EXERCISE DETAILS: The entire listing is to be repeated verbatim.

Dataset items:
——

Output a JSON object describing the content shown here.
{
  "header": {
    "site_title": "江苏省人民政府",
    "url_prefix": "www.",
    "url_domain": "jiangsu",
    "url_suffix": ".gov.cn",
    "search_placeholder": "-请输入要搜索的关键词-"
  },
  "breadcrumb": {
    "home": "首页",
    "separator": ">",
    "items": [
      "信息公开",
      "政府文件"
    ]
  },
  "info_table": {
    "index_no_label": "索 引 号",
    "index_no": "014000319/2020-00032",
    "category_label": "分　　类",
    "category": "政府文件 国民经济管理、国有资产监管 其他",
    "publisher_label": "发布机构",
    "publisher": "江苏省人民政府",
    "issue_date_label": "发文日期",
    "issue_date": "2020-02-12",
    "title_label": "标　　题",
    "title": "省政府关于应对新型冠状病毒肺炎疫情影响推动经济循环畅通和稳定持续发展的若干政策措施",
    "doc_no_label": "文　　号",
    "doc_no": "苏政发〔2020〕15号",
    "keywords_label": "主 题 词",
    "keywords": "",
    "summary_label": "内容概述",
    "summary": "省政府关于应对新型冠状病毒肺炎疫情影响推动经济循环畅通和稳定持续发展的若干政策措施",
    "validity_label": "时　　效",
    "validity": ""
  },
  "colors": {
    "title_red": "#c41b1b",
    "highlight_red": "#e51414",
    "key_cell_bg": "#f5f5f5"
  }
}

——

ANSWER TO THIS TASK:
Output a JSON object describing the content shown here.
{
  "header": {
    "site_title": "江苏省人民政府",
    "url_prefix": "www.",
    "url_domain": "jiangsu",
    "url_suffix": ".gov.cn",
    "search_placeholder": "-请输入要搜索的关键词-"
  },
  "breadcrumb": {
    "home": "首页",
    "separator": ">",
    "items": [
      "信息公开",
      "政府文件"
    ]
  },
  "info_table": {
    "index_no_label": "索 引 号",
    "index_no": "014000319/2020-00032",
    "category_label": "分　　类",
    "category": "政府文件 国民经济管理、国有资产监管 其他",
    "publisher_label": "发布机构",
    "publisher": "江苏省人民政府",
    "issue_date_label": "发文日期",
    "issue_date": "2020-02-12",
    "title_label": "标　　题",
    "title": "省政府关于应对新型冠状病毒肺炎疫情影响推动经济循环畅通和稳定持续发展的若干政策措施",
    "doc_no_label": "文　　号",
    "doc_no": "苏政发〔2020〕15号",
    "keywords_label": "主 题 词",
    "keywords": "",
    "summary_label": "内容概述",
    "summary": "省政府关于应对新型冠状病毒肺炎疫情影响推动经济循环畅通和稳定持续发展的若干政策措施",
    "validity_label": "时　　效",
    "validity": ""
  },
  "colors": {
    "title_red": "#c41b1b",
    "highlight_red": "#e51414",
    "key_cell_bg": "#f5f5f5"
  }
}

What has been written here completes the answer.